## What you should do
The listing must be reproduced in full, exactly as it stands.

## Input
=======

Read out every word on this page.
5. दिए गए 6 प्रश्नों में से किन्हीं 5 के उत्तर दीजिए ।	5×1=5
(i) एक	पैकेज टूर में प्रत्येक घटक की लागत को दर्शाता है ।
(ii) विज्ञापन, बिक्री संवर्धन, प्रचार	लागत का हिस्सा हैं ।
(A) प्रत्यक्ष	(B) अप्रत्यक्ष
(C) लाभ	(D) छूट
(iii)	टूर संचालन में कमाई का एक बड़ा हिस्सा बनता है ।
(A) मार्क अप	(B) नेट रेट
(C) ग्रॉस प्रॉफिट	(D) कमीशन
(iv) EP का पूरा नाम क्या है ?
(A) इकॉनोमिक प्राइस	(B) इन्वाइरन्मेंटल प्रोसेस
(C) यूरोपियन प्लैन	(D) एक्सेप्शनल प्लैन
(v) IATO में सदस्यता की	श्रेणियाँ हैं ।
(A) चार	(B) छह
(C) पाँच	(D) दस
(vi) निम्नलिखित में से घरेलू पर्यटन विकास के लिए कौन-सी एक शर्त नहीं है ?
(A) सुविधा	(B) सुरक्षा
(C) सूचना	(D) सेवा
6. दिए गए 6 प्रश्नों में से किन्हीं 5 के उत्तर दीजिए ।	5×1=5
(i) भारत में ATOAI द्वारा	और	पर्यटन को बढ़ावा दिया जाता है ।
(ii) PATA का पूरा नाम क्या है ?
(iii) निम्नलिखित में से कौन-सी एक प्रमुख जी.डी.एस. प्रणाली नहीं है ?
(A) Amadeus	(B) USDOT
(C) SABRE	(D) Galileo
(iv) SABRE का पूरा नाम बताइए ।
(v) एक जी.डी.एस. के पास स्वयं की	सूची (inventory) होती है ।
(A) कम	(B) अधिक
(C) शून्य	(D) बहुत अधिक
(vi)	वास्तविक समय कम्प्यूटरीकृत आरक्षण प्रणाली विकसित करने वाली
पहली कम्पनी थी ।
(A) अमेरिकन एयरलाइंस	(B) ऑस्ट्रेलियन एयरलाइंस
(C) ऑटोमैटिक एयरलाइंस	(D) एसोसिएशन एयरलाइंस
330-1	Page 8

=======

## Solution to this problem
Read out every word on this page.
5. दिए गए 6 प्रश्नों में से किन्हीं 5 के उत्तर दीजिए ।	5×1=5
(i) एक	पैकेज टूर में प्रत्येक घटक की लागत को दर्शाता है ।
(ii) विज्ञापन, बिक्री संवर्धन, प्रचार	लागत का हिस्सा हैं ।
(A) प्रत्यक्ष	(B) अप्रत्यक्ष
(C) लाभ	(D) छूट
(iii)	टूर संचालन में कमाई का एक बड़ा हिस्सा बनता है ।
(A) मार्क अप	(B) नेट रेट
(C) ग्रॉस प्रॉफिट	(D) कमीशन
(iv) EP का पूरा नाम क्या है ?
(A) इकॉनोमिक प्राइस	(B) इन्वाइरन्मेंटल प्रोसेस
(C) यूरोपियन प्लैन	(D) एक्सेप्शनल प्लैन
(v) IATO में सदस्यता की	श्रेणियाँ हैं ।
(A) चार	(B) छह
(C) पाँच	(D) दस
(vi) निम्नलिखित में से घरेलू पर्यटन विकास के लिए कौन-सी एक शर्त नहीं है ?
(A) सुविधा	(B) सुरक्षा
(C) सूचना	(D) सेवा
6. दिए गए 6 प्रश्नों में से किन्हीं 5 के उत्तर दीजिए ।	5×1=5
(i) भारत में ATOAI द्वारा	और	पर्यटन को बढ़ावा दिया जाता है ।
(ii) PATA का पूरा नाम क्या है ?
(iii) निम्नलिखित में से कौन-सी एक प्रमुख जी.डी.एस. प्रणाली नहीं है ?
(A) Amadeus	(B) USDOT
(C) SABRE	(D) Galileo
(iv) SABRE का पूरा नाम बताइए ।
(v) एक जी.डी.एस. के पास स्वयं की	सूची (inventory) होती है ।
(A) कम	(B) अधिक
(C) शून्य	(D) बहुत अधिक
(vi)	वास्तविक समय कम्प्यूटरीकृत आरक्षण प्रणाली विकसित करने वाली
पहली कम्पनी थी ।
(A) अमेरिकन एयरलाइंस	(B) ऑस्ट्रेलियन एयरलाइंस
(C) ऑटोमैटिक एयरलाइंस	(D) एसोसिएशन एयरलाइंस
330-1	Page 8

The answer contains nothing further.